__Given request__
Can you update the part of the material that opens with the line containing "adiabat-label: -150: [540, 226, 556, 244]" and closes with the line containing "wind-barb-shaft: [652, 395, 684, 398]" by replacing "isotherm-top-label" with "isotherm-upper-label", leaving everything else unchanged and giving back only those lines?

__Extracted data__
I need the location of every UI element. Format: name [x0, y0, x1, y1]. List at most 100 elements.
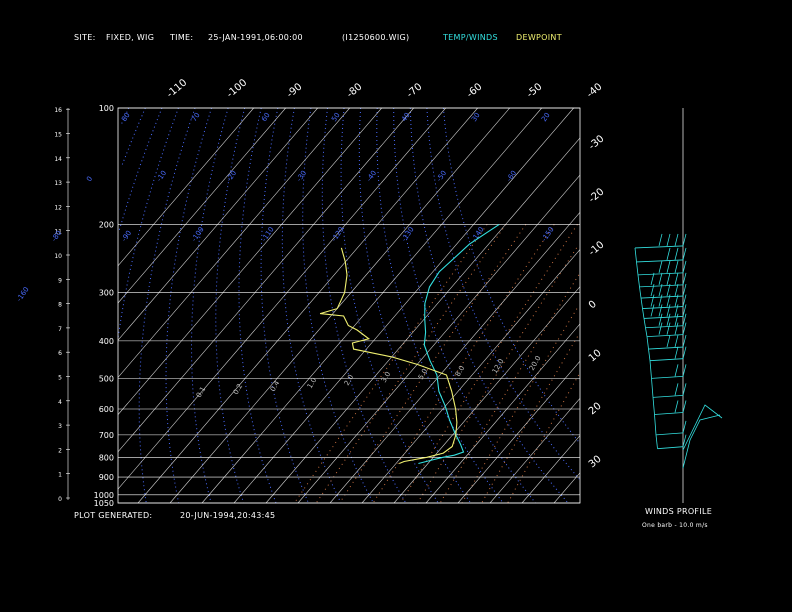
adiabat-label: -150: [540, 226, 556, 244]
adiabat-label: -90: [120, 229, 133, 243]
isotherm-top-label: -80: [345, 81, 365, 100]
height-tick-label: 15: [54, 132, 62, 139]
pressure-tick-label: 400: [99, 337, 114, 346]
wind-barb: [682, 383, 687, 396]
wind-barb-shaft: [652, 395, 684, 398]
isotherm-top-label: -110: [165, 77, 189, 100]
plot-generated-value: 20-JUN-1994,20:43:45: [180, 511, 276, 520]
pressure-tick-label: 600: [99, 405, 114, 414]
isotherm-line: [361, 249, 581, 504]
height-tick-label: 4: [58, 399, 62, 406]
adiabat-label: 30: [470, 111, 482, 123]
isotherm-line: [117, 107, 318, 341]
wind-barb: [682, 334, 687, 348]
plot-generated-label: PLOT GENERATED:: [74, 511, 153, 520]
height-tick-label: 2: [58, 447, 62, 454]
adiabat-label: 20: [540, 111, 552, 123]
isotherm-top-label: -40: [585, 81, 605, 100]
wind-barb: [674, 383, 679, 396]
height-tick-label: 0: [58, 496, 62, 503]
dry-adiabat-line: [393, 107, 536, 504]
adiabat-label: -20: [225, 169, 238, 183]
wind-barb: [658, 272, 663, 285]
isotherm-line: [117, 107, 382, 415]
adiabat-label: 70: [190, 111, 202, 123]
isotherm-line: [265, 137, 581, 504]
wind-barb: [666, 334, 671, 348]
wind-barb: [682, 400, 687, 413]
height-tick-label: 12: [54, 204, 62, 211]
height-tick-label: 7: [58, 326, 62, 333]
isotherm-line: [169, 107, 510, 504]
wind-barb: [666, 233, 671, 247]
height-tick-label: 16: [54, 107, 62, 114]
mixing-ratio-line: [507, 374, 580, 504]
height-tick-label: 3: [58, 423, 62, 430]
adiabat-label: 50: [330, 111, 342, 123]
dry-adiabat-line: [281, 107, 342, 504]
isotherm-line: [233, 107, 574, 504]
wind-barb: [682, 420, 687, 433]
isotherm-right-label: 0: [587, 299, 599, 312]
wind-barb-shaft: [634, 245, 684, 249]
wind-barb-shaft: [657, 446, 684, 450]
isotherm-line: [457, 360, 581, 504]
mixing-ratio-line: [293, 224, 488, 504]
height-tick-label: 1: [58, 472, 62, 479]
dry-adiabat-line: [321, 107, 407, 504]
pressure-tick-label: 900: [99, 473, 114, 482]
pressure-tick-label: 200: [99, 220, 114, 229]
wind-barb: [666, 247, 671, 261]
wind-barb: [658, 233, 663, 247]
wind-barb: [682, 233, 687, 247]
dry-adiabat-line: [238, 107, 277, 504]
isotherm-top-label: -70: [405, 81, 425, 100]
isotherm-right-label: -20: [587, 186, 607, 205]
isotherm-line: [489, 398, 581, 504]
isotherm-right-label: 20: [587, 401, 604, 418]
isotherm-right-label: -30: [587, 133, 607, 152]
adiabat-label: 0: [85, 175, 94, 183]
isotherm-line: [117, 107, 350, 378]
adiabat-label: -30: [295, 169, 308, 183]
dry-adiabat-line: [191, 107, 229, 504]
isotherm-line: [425, 323, 581, 504]
height-tick-label: 8: [58, 302, 62, 309]
isotherm-line: [117, 107, 414, 453]
height-tick-label: 6: [58, 350, 62, 357]
isotherm-line: [117, 107, 286, 304]
wind-barb: [674, 283, 679, 297]
isotherm-top-label: -100: [225, 77, 249, 100]
wind-barb-shaft: [649, 358, 684, 362]
dry-adiabat-line: [358, 107, 472, 504]
adiabat-label: -10: [155, 169, 168, 183]
wind-barb-shaft: [651, 375, 684, 379]
isotherm-top-label: -60: [465, 81, 485, 100]
wind-barb: [682, 283, 687, 297]
wind-barb-shaft: [640, 295, 684, 299]
mixing-ratio-label: 2.0: [343, 373, 355, 387]
wind-barb: [674, 247, 679, 261]
wind-barb: [674, 334, 679, 348]
adiabat-label: 60: [260, 111, 272, 123]
wind-barb-shaft: [654, 412, 684, 415]
isotherm-top-label: -90: [285, 81, 305, 100]
skew-t-diagram: 1002003004005006007008009001000105001234…: [15, 77, 723, 508]
wind-barb: [658, 260, 663, 273]
height-tick-label: 5: [58, 375, 62, 382]
height-tick-label: 13: [54, 180, 62, 187]
wind-barb: [674, 272, 679, 285]
adiabat-label: -50: [435, 169, 448, 183]
mixing-ratio-label: 8.0: [454, 364, 466, 378]
isotherm-line: [393, 286, 581, 504]
wind-barb-shaft: [655, 432, 684, 436]
adiabat-label: -60: [505, 169, 518, 183]
wind-barb-shaft: [637, 272, 684, 276]
adiabat-label: -40: [365, 169, 378, 183]
wind-barb: [666, 260, 671, 273]
pressure-tick-label: 300: [99, 289, 114, 298]
wind-barb: [666, 272, 671, 285]
wind-barb: [674, 346, 679, 359]
wind-barb: [682, 247, 687, 261]
wind-barb: [674, 233, 679, 247]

__Answer to this problem__
adiabat-label: -150: [540, 226, 556, 244]
adiabat-label: -90: [120, 229, 133, 243]
isotherm-upper-label: -80: [345, 81, 365, 100]
height-tick-label: 15: [54, 132, 62, 139]
pressure-tick-label: 400: [99, 337, 114, 346]
wind-barb: [682, 383, 687, 396]
wind-barb-shaft: [652, 395, 684, 398]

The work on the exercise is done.